■ **The request**
Report how many lines in the records hold the string "Price"; give the number and nothing else.
_ _ _ _ _ _ _
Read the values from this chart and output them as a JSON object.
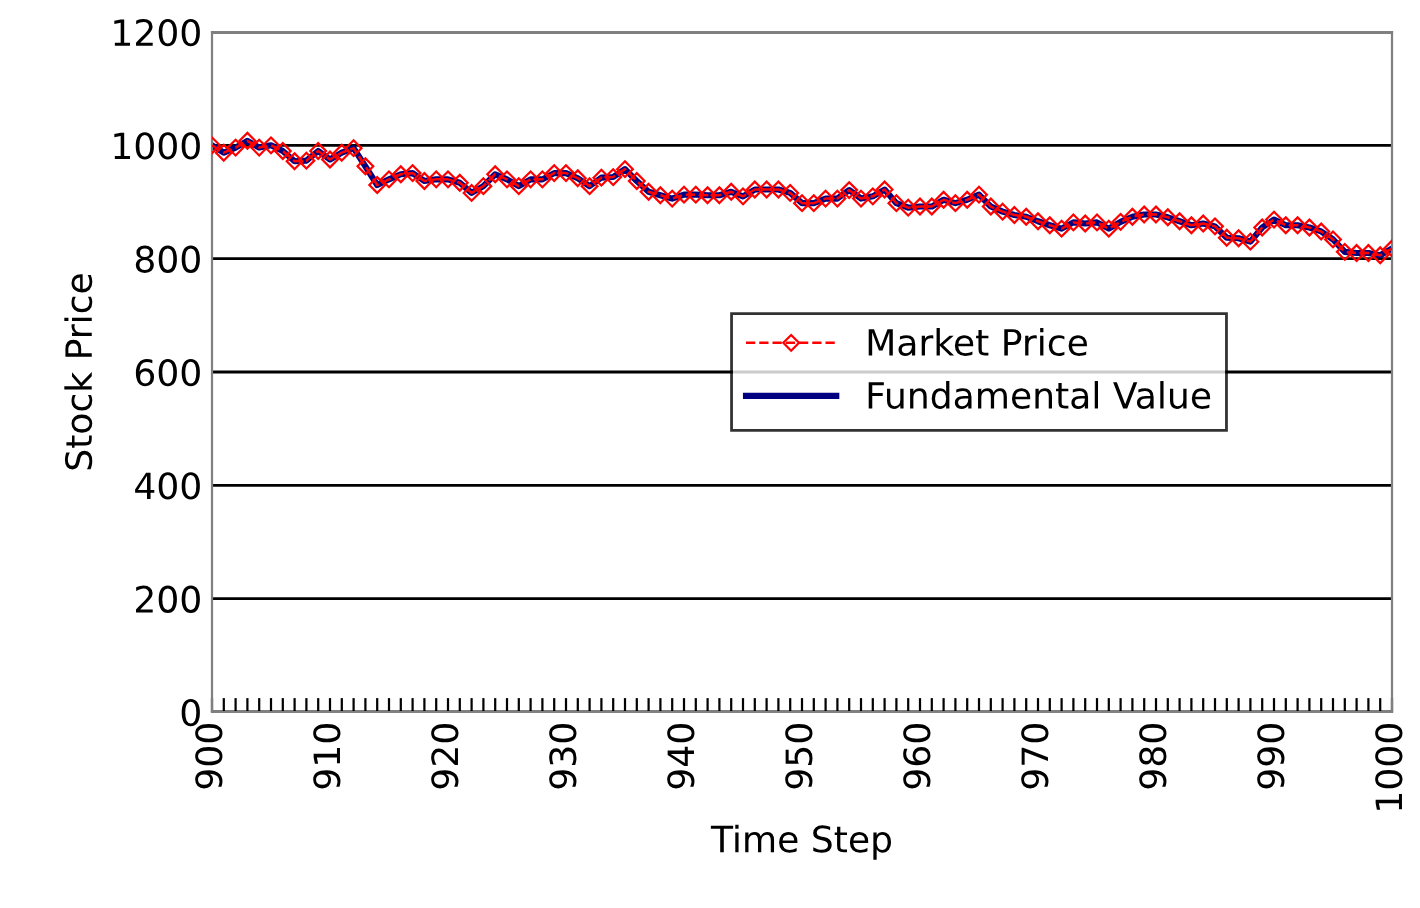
{
  "chart_data": {
    "type": "line",
    "xlabel": "Time Step",
    "ylabel": "Stock Price",
    "x": [
      900,
      901,
      902,
      903,
      904,
      905,
      906,
      907,
      908,
      909,
      910,
      911,
      912,
      913,
      914,
      915,
      916,
      917,
      918,
      919,
      920,
      921,
      922,
      923,
      924,
      925,
      926,
      927,
      928,
      929,
      930,
      931,
      932,
      933,
      934,
      935,
      936,
      937,
      938,
      939,
      940,
      941,
      942,
      943,
      944,
      945,
      946,
      947,
      948,
      949,
      950,
      951,
      952,
      953,
      954,
      955,
      956,
      957,
      958,
      959,
      960,
      961,
      962,
      963,
      964,
      965,
      966,
      967,
      968,
      969,
      970,
      971,
      972,
      973,
      974,
      975,
      976,
      977,
      978,
      979,
      980,
      981,
      982,
      983,
      984,
      985,
      986,
      987,
      988,
      989,
      990,
      991,
      992,
      993,
      994,
      995,
      996,
      997,
      998,
      999,
      1000
    ],
    "series": [
      {
        "name": "Market Price",
        "color": "#ff0000",
        "line_style": "dashed",
        "marker": "diamond",
        "values": [
          1000,
          987,
          996,
          1008,
          996,
          1000,
          990,
          972,
          973,
          990,
          975,
          987,
          995,
          963,
          930,
          940,
          949,
          951,
          937,
          940,
          940,
          934,
          916,
          928,
          949,
          940,
          928,
          940,
          940,
          951,
          951,
          942,
          928,
          943,
          944,
          958,
          937,
          918,
          912,
          906,
          913,
          913,
          912,
          912,
          918,
          910,
          922,
          922,
          922,
          916,
          898,
          898,
          906,
          906,
          921,
          906,
          910,
          922,
          898,
          890,
          892,
          892,
          904,
          898,
          904,
          913,
          892,
          883,
          877,
          874,
          866,
          859,
          853,
          864,
          862,
          864,
          853,
          865,
          874,
          878,
          878,
          873,
          866,
          859,
          862,
          857,
          837,
          836,
          830,
          855,
          869,
          859,
          859,
          855,
          848,
          834,
          812,
          810,
          810,
          806,
          818
        ]
      },
      {
        "name": "Fundamental Value",
        "color": "#000080",
        "line_style": "solid",
        "marker": "none",
        "values": [
          1000,
          987,
          996,
          1008,
          996,
          1000,
          990,
          972,
          973,
          990,
          975,
          987,
          995,
          963,
          930,
          940,
          949,
          951,
          937,
          940,
          940,
          934,
          916,
          928,
          949,
          940,
          928,
          940,
          940,
          951,
          951,
          942,
          928,
          943,
          944,
          958,
          937,
          918,
          912,
          906,
          913,
          913,
          912,
          912,
          918,
          910,
          922,
          922,
          922,
          916,
          898,
          898,
          906,
          906,
          921,
          906,
          910,
          922,
          898,
          890,
          892,
          892,
          904,
          898,
          904,
          913,
          892,
          883,
          877,
          874,
          866,
          859,
          853,
          864,
          862,
          864,
          853,
          865,
          874,
          878,
          878,
          873,
          866,
          859,
          862,
          857,
          837,
          836,
          830,
          855,
          869,
          859,
          859,
          855,
          848,
          834,
          812,
          810,
          810,
          806,
          818
        ]
      }
    ],
    "xlim": [
      900,
      1000
    ],
    "xticks": [
      900,
      {
        "value": 901,
        "label": null
      },
      {
        "value": 902,
        "label": null
      },
      {
        "value": 903,
        "label": null
      },
      {
        "value": 904,
        "label": null
      },
      {
        "value": 905,
        "label": null
      },
      {
        "value": 906,
        "label": null
      },
      {
        "value": 907,
        "label": null
      },
      {
        "value": 908,
        "label": null
      },
      {
        "value": 909,
        "label": null
      },
      910,
      {
        "value": 911,
        "label": null
      },
      {
        "value": 912,
        "label": null
      },
      {
        "value": 913,
        "label": null
      },
      {
        "value": 914,
        "label": null
      },
      {
        "value": 915,
        "label": null
      },
      {
        "value": 916,
        "label": null
      },
      {
        "value": 917,
        "label": null
      },
      {
        "value": 918,
        "label": null
      },
      {
        "value": 919,
        "label": null
      },
      920,
      {
        "value": 921,
        "label": null
      },
      {
        "value": 922,
        "label": null
      },
      {
        "value": 923,
        "label": null
      },
      {
        "value": 924,
        "label": null
      },
      {
        "value": 925,
        "label": null
      },
      {
        "value": 926,
        "label": null
      },
      {
        "value": 927,
        "label": null
      },
      {
        "value": 928,
        "label": null
      },
      {
        "value": 929,
        "label": null
      },
      930,
      {
        "value": 931,
        "label": null
      },
      {
        "value": 932,
        "label": null
      },
      {
        "value": 933,
        "label": null
      },
      {
        "value": 934,
        "label": null
      },
      {
        "value": 935,
        "label": null
      },
      {
        "value": 936,
        "label": null
      },
      {
        "value": 937,
        "label": null
      },
      {
        "value": 938,
        "label": null
      },
      {
        "value": 939,
        "label": null
      },
      940,
      {
        "value": 941,
        "label": null
      },
      {
        "value": 942,
        "label": null
      },
      {
        "value": 943,
        "label": null
      },
      {
        "value": 944,
        "label": null
      },
      {
        "value": 945,
        "label": null
      },
      {
        "value": 946,
        "label": null
      },
      {
        "value": 947,
        "label": null
      },
      {
        "value": 948,
        "label": null
      },
      {
        "value": 949,
        "label": null
      },
      950,
      {
        "value": 951,
        "label": null
      },
      {
        "value": 952,
        "label": null
      },
      {
        "value": 953,
        "label": null
      },
      {
        "value": 954,
        "label": null
      },
      {
        "value": 955,
        "label": null
      },
      {
        "value": 956,
        "label": null
      },
      {
        "value": 957,
        "label": null
      },
      {
        "value": 958,
        "label": null
      },
      {
        "value": 959,
        "label": null
      },
      960,
      {
        "value": 961,
        "label": null
      },
      {
        "value": 962,
        "label": null
      },
      {
        "value": 963,
        "label": null
      },
      {
        "value": 964,
        "label": null
      },
      {
        "value": 965,
        "label": null
      },
      {
        "value": 966,
        "label": null
      },
      {
        "value": 967,
        "label": null
      },
      {
        "value": 968,
        "label": null
      },
      {
        "value": 969,
        "label": null
      },
      970,
      {
        "value": 971,
        "label": null
      },
      {
        "value": 972,
        "label": null
      },
      {
        "value": 973,
        "label": null
      },
      {
        "value": 974,
        "label": null
      },
      {
        "value": 975,
        "label": null
      },
      {
        "value": 976,
        "label": null
      },
      {
        "value": 977,
        "label": null
      },
      {
        "value": 978,
        "label": null
      },
      {
        "value": 979,
        "label": null
      },
      980,
      {
        "value": 981,
        "label": null
      },
      {
        "value": 982,
        "label": null
      },
      {
        "value": 983,
        "label": null
      },
      {
        "value": 984,
        "label": null
      },
      {
        "value": 985,
        "label": null
      },
      {
        "value": 986,
        "label": null
      },
      {
        "value": 987,
        "label": null
      },
      {
        "value": 988,
        "label": null
      },
      {
        "value": 989,
        "label": null
      },
      990,
      {
        "value": 991,
        "label": null
      },
      {
        "value": 992,
        "label": null
      },
      {
        "value": 993,
        "label": null
      },
      {
        "value": 994,
        "label": null
      },
      {
        "value": 995,
        "label": null
      },
      {
        "value": 996,
        "label": null
      },
      {
        "value": 997,
        "label": null
      },
      {
        "value": 998,
        "label": null
      },
      {
        "value": 999,
        "label": null
      },
      1000
    ],
    "ylim": [
      0,
      1200
    ],
    "yticks": [
      0,
      200,
      400,
      600,
      800,
      1000,
      1200
    ],
    "grid": "y",
    "legend": "center right"
  }
}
_ _ _ _ _ _ _
■ **Result of the task**
2